(REQUEST)
Copy every line of the data exactly, leaving nothing out.

* begin *

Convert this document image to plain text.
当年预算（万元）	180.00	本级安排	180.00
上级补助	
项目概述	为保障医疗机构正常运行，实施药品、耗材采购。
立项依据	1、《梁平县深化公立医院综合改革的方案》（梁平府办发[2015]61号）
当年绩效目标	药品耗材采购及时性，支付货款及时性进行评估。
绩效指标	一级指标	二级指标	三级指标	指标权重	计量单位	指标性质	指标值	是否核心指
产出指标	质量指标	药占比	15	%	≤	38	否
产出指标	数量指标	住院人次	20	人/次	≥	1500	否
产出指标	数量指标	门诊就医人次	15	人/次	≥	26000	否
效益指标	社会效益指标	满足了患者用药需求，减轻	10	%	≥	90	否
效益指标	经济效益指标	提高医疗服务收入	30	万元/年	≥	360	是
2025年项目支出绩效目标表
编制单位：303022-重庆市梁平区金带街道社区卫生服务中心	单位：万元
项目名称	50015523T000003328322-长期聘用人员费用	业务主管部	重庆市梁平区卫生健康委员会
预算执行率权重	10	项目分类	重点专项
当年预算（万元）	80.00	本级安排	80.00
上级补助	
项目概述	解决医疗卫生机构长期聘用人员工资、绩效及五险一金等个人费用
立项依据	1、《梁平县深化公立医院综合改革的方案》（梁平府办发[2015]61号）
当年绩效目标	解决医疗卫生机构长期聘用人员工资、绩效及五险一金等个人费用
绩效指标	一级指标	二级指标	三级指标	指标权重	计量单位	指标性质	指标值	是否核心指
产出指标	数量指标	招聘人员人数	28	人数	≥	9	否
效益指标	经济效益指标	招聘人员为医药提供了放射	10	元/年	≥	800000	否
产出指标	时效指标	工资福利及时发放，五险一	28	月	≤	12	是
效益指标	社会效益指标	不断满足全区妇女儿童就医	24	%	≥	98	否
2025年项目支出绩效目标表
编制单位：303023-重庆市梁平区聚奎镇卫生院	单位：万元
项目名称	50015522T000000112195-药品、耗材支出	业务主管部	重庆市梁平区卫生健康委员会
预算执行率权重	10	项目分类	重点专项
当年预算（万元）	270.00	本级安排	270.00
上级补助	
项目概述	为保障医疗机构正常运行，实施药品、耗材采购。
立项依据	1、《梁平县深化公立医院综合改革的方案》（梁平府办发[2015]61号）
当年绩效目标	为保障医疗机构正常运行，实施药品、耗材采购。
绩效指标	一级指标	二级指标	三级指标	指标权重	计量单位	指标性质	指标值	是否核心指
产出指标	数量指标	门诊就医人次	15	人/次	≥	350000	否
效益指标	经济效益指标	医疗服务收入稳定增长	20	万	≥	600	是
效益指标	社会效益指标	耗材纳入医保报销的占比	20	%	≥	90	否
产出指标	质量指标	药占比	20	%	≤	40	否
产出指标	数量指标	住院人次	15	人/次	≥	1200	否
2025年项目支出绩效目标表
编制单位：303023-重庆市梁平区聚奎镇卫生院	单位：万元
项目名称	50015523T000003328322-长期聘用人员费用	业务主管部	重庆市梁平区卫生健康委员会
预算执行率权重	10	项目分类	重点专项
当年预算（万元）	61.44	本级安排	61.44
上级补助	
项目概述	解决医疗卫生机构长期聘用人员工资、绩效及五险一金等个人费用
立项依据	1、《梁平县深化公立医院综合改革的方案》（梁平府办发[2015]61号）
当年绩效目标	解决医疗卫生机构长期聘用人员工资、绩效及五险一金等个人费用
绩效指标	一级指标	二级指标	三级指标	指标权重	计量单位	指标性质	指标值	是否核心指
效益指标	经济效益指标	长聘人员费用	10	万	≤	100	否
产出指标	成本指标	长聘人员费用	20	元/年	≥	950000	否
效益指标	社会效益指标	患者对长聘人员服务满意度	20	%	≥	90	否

* end *

(FULL SOLUTION)
Convert this document image to plain text.
当年预算（万元）	180.00	本级安排	180.00
上级补助	
项目概述	为保障医疗机构正常运行，实施药品、耗材采购。
立项依据	1、《梁平县深化公立医院综合改革的方案》（梁平府办发[2015]61号）
当年绩效目标	药品耗材采购及时性，支付货款及时性进行评估。
绩效指标	一级指标	二级指标	三级指标	指标权重	计量单位	指标性质	指标值	是否核心指
产出指标	质量指标	药占比	15	%	≤	38	否
产出指标	数量指标	住院人次	20	人/次	≥	1500	否
产出指标	数量指标	门诊就医人次	15	人/次	≥	26000	否
效益指标	社会效益指标	满足了患者用药需求，减轻	10	%	≥	90	否
效益指标	经济效益指标	提高医疗服务收入	30	万元/年	≥	360	是
2025年项目支出绩效目标表
编制单位：303022-重庆市梁平区金带街道社区卫生服务中心	单位：万元
项目名称	50015523T000003328322-长期聘用人员费用	业务主管部	重庆市梁平区卫生健康委员会
预算执行率权重	10	项目分类	重点专项
当年预算（万元）	80.00	本级安排	80.00
上级补助	
项目概述	解决医疗卫生机构长期聘用人员工资、绩效及五险一金等个人费用
立项依据	1、《梁平县深化公立医院综合改革的方案》（梁平府办发[2015]61号）
当年绩效目标	解决医疗卫生机构长期聘用人员工资、绩效及五险一金等个人费用
绩效指标	一级指标	二级指标	三级指标	指标权重	计量单位	指标性质	指标值	是否核心指
产出指标	数量指标	招聘人员人数	28	人数	≥	9	否
效益指标	经济效益指标	招聘人员为医药提供了放射	10	元/年	≥	800000	否
产出指标	时效指标	工资福利及时发放，五险一	28	月	≤	12	是
效益指标	社会效益指标	不断满足全区妇女儿童就医	24	%	≥	98	否
2025年项目支出绩效目标表
编制单位：303023-重庆市梁平区聚奎镇卫生院	单位：万元
项目名称	50015522T000000112195-药品、耗材支出	业务主管部	重庆市梁平区卫生健康委员会
预算执行率权重	10	项目分类	重点专项
当年预算（万元）	270.00	本级安排	270.00
上级补助	
项目概述	为保障医疗机构正常运行，实施药品、耗材采购。
立项依据	1、《梁平县深化公立医院综合改革的方案》（梁平府办发[2015]61号）
当年绩效目标	为保障医疗机构正常运行，实施药品、耗材采购。
绩效指标	一级指标	二级指标	三级指标	指标权重	计量单位	指标性质	指标值	是否核心指
产出指标	数量指标	门诊就医人次	15	人/次	≥	350000	否
效益指标	经济效益指标	医疗服务收入稳定增长	20	万	≥	600	是
效益指标	社会效益指标	耗材纳入医保报销的占比	20	%	≥	90	否
产出指标	质量指标	药占比	20	%	≤	40	否
产出指标	数量指标	住院人次	15	人/次	≥	1200	否
2025年项目支出绩效目标表
编制单位：303023-重庆市梁平区聚奎镇卫生院	单位：万元
项目名称	50015523T000003328322-长期聘用人员费用	业务主管部	重庆市梁平区卫生健康委员会
预算执行率权重	10	项目分类	重点专项
当年预算（万元）	61.44	本级安排	61.44
上级补助	
项目概述	解决医疗卫生机构长期聘用人员工资、绩效及五险一金等个人费用
立项依据	1、《梁平县深化公立医院综合改革的方案》（梁平府办发[2015]61号）
当年绩效目标	解决医疗卫生机构长期聘用人员工资、绩效及五险一金等个人费用
绩效指标	一级指标	二级指标	三级指标	指标权重	计量单位	指标性质	指标值	是否核心指
效益指标	经济效益指标	长聘人员费用	10	万	≤	100	否
产出指标	成本指标	长聘人员费用	20	元/年	≥	950000	否
效益指标	社会效益指标	患者对长聘人员服务满意度	20	%	≥	90	否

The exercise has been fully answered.